▶ _Exercise requirements_: The listing below should be copied in full, word for word.

▶ _Data for processing_:
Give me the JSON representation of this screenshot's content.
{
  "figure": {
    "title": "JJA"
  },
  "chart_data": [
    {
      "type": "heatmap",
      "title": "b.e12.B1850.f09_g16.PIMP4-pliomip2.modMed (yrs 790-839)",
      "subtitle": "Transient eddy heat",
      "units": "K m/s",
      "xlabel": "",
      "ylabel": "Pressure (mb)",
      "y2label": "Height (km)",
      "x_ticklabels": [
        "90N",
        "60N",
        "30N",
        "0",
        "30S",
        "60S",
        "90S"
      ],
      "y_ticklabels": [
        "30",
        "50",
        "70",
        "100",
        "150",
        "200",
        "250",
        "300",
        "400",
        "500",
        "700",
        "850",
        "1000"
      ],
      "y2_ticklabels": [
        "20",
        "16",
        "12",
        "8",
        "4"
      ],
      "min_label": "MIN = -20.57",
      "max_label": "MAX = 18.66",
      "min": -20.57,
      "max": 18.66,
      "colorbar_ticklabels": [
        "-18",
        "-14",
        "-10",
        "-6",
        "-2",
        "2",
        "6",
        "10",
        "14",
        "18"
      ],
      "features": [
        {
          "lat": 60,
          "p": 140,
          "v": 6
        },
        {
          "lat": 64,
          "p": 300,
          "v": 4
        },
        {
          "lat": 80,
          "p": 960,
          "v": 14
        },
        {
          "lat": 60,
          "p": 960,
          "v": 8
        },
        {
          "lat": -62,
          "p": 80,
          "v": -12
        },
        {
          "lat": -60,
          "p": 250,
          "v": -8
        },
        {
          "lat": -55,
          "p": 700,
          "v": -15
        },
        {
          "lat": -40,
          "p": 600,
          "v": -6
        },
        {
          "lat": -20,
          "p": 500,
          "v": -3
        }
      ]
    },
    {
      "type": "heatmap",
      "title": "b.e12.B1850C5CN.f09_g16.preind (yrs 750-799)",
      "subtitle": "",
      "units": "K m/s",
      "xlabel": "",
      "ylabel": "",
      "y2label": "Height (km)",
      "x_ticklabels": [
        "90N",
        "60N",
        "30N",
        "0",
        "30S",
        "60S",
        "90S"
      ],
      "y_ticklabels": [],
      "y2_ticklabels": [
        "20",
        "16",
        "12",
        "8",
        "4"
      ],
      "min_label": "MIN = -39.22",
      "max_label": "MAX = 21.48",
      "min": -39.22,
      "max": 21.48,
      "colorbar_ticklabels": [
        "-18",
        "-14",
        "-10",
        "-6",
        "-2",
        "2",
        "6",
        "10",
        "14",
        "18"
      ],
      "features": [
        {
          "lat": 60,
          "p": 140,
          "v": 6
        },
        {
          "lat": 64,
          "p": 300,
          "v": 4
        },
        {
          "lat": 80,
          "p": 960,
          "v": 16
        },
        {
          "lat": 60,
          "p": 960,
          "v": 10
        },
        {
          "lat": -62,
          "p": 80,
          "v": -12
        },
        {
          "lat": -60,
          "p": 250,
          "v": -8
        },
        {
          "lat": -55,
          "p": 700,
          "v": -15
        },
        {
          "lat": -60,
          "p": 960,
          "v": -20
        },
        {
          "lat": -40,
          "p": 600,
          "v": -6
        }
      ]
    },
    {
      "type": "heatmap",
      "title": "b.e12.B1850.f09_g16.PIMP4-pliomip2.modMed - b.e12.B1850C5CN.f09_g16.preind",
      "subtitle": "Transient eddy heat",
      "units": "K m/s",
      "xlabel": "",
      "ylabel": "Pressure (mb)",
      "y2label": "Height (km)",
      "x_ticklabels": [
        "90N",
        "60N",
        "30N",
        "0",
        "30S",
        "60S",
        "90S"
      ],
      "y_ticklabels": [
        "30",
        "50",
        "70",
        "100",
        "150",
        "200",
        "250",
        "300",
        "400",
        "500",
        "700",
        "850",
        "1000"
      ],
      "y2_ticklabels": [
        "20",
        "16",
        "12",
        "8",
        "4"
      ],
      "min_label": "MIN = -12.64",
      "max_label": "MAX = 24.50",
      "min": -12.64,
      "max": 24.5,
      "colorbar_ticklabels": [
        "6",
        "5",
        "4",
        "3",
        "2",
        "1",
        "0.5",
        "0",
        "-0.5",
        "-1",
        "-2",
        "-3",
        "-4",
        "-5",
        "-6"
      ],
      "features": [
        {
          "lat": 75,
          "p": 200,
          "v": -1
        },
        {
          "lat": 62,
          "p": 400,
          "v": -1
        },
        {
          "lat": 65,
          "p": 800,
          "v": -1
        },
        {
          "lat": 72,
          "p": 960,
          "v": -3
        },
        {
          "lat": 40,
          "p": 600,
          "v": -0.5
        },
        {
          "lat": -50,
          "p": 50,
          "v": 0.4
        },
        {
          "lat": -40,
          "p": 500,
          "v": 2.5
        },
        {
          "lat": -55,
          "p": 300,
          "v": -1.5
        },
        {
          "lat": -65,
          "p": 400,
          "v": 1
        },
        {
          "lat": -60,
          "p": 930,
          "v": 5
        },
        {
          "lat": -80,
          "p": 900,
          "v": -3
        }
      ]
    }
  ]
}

▶ _Response_:
Give me the JSON representation of this screenshot's content.
{
  "figure": {
    "title": "JJA"
  },
  "chart_data": [
    {
      "type": "heatmap",
      "title": "b.e12.B1850.f09_g16.PIMP4-pliomip2.modMed (yrs 790-839)",
      "subtitle": "Transient eddy heat",
      "units": "K m/s",
      "xlabel": "",
      "ylabel": "Pressure (mb)",
      "y2label": "Height (km)",
      "x_ticklabels": [
        "90N",
        "60N",
        "30N",
        "0",
        "30S",
        "60S",
        "90S"
      ],
      "y_ticklabels": [
        "30",
        "50",
        "70",
        "100",
        "150",
        "200",
        "250",
        "300",
        "400",
        "500",
        "700",
        "850",
        "1000"
      ],
      "y2_ticklabels": [
        "20",
        "16",
        "12",
        "8",
        "4"
      ],
      "min_label": "MIN = -20.57",
      "max_label": "MAX = 18.66",
      "min": -20.57,
      "max": 18.66,
      "colorbar_ticklabels": [
        "-18",
        "-14",
        "-10",
        "-6",
        "-2",
        "2",
        "6",
        "10",
        "14",
        "18"
      ],
      "features": [
        {
          "lat": 60,
          "p": 140,
          "v": 6
        },
        {
          "lat": 64,
          "p": 300,
          "v": 4
        },
        {
          "lat": 80,
          "p": 960,
          "v": 14
        },
        {
          "lat": 60,
          "p": 960,
          "v": 8
        },
        {
          "lat": -62,
          "p": 80,
          "v": -12
        },
        {
          "lat": -60,
          "p": 250,
          "v": -8
        },
        {
          "lat": -55,
          "p": 700,
          "v": -15
        },
        {
          "lat": -40,
          "p": 600,
          "v": -6
        },
        {
          "lat": -20,
          "p": 500,
          "v": -3
        }
      ]
    },
    {
      "type": "heatmap",
      "title": "b.e12.B1850C5CN.f09_g16.preind (yrs 750-799)",
      "subtitle": "",
      "units": "K m/s",
      "xlabel": "",
      "ylabel": "",
      "y2label": "Height (km)",
      "x_ticklabels": [
        "90N",
        "60N",
        "30N",
        "0",
        "30S",
        "60S",
        "90S"
      ],
      "y_ticklabels": [],
      "y2_ticklabels": [
        "20",
        "16",
        "12",
        "8",
        "4"
      ],
      "min_label": "MIN = -39.22",
      "max_label": "MAX = 21.48",
      "min": -39.22,
      "max": 21.48,
      "colorbar_ticklabels": [
        "-18",
        "-14",
        "-10",
        "-6",
        "-2",
        "2",
        "6",
        "10",
        "14",
        "18"
      ],
      "features": [
        {
          "lat": 60,
          "p": 140,
          "v": 6
        },
        {
          "lat": 64,
          "p": 300,
          "v": 4
        },
        {
          "lat": 80,
          "p": 960,
          "v": 16
        },
        {
          "lat": 60,
          "p": 960,
          "v": 10
        },
        {
          "lat": -62,
          "p": 80,
          "v": -12
        },
        {
          "lat": -60,
          "p": 250,
          "v": -8
        },
        {
          "lat": -55,
          "p": 700,
          "v": -15
        },
        {
          "lat": -60,
          "p": 960,
          "v": -20
        },
        {
          "lat": -40,
          "p": 600,
          "v": -6
        }
      ]
    },
    {
      "type": "heatmap",
      "title": "b.e12.B1850.f09_g16.PIMP4-pliomip2.modMed - b.e12.B1850C5CN.f09_g16.preind",
      "subtitle": "Transient eddy heat",
      "units": "K m/s",
      "xlabel": "",
      "ylabel": "Pressure (mb)",
      "y2label": "Height (km)",
      "x_ticklabels": [
        "90N",
        "60N",
        "30N",
        "0",
        "30S",
        "60S",
        "90S"
      ],
      "y_ticklabels": [
        "30",
        "50",
        "70",
        "100",
        "150",
        "200",
        "250",
        "300",
        "400",
        "500",
        "700",
        "850",
        "1000"
      ],
      "y2_ticklabels": [
        "20",
        "16",
        "12",
        "8",
        "4"
      ],
      "min_label": "MIN = -12.64",
      "max_label": "MAX = 24.50",
      "min": -12.64,
      "max": 24.5,
      "colorbar_ticklabels": [
        "6",
        "5",
        "4",
        "3",
        "2",
        "1",
        "0.5",
        "0",
        "-0.5",
        "-1",
        "-2",
        "-3",
        "-4",
        "-5",
        "-6"
      ],
      "features": [
        {
          "lat": 75,
          "p": 200,
          "v": -1
        },
        {
          "lat": 62,
          "p": 400,
          "v": -1
        },
        {
          "lat": 65,
          "p": 800,
          "v": -1
        },
        {
          "lat": 72,
          "p": 960,
          "v": -3
        },
        {
          "lat": 40,
          "p": 600,
          "v": -0.5
        },
        {
          "lat": -50,
          "p": 50,
          "v": 0.4
        },
        {
          "lat": -40,
          "p": 500,
          "v": 2.5
        },
        {
          "lat": -55,
          "p": 300,
          "v": -1.5
        },
        {
          "lat": -65,
          "p": 400,
          "v": 1
        },
        {
          "lat": -60,
          "p": 930,
          "v": 5
        },
        {
          "lat": -80,
          "p": 900,
          "v": -3
        }
      ]
    }
  ]
}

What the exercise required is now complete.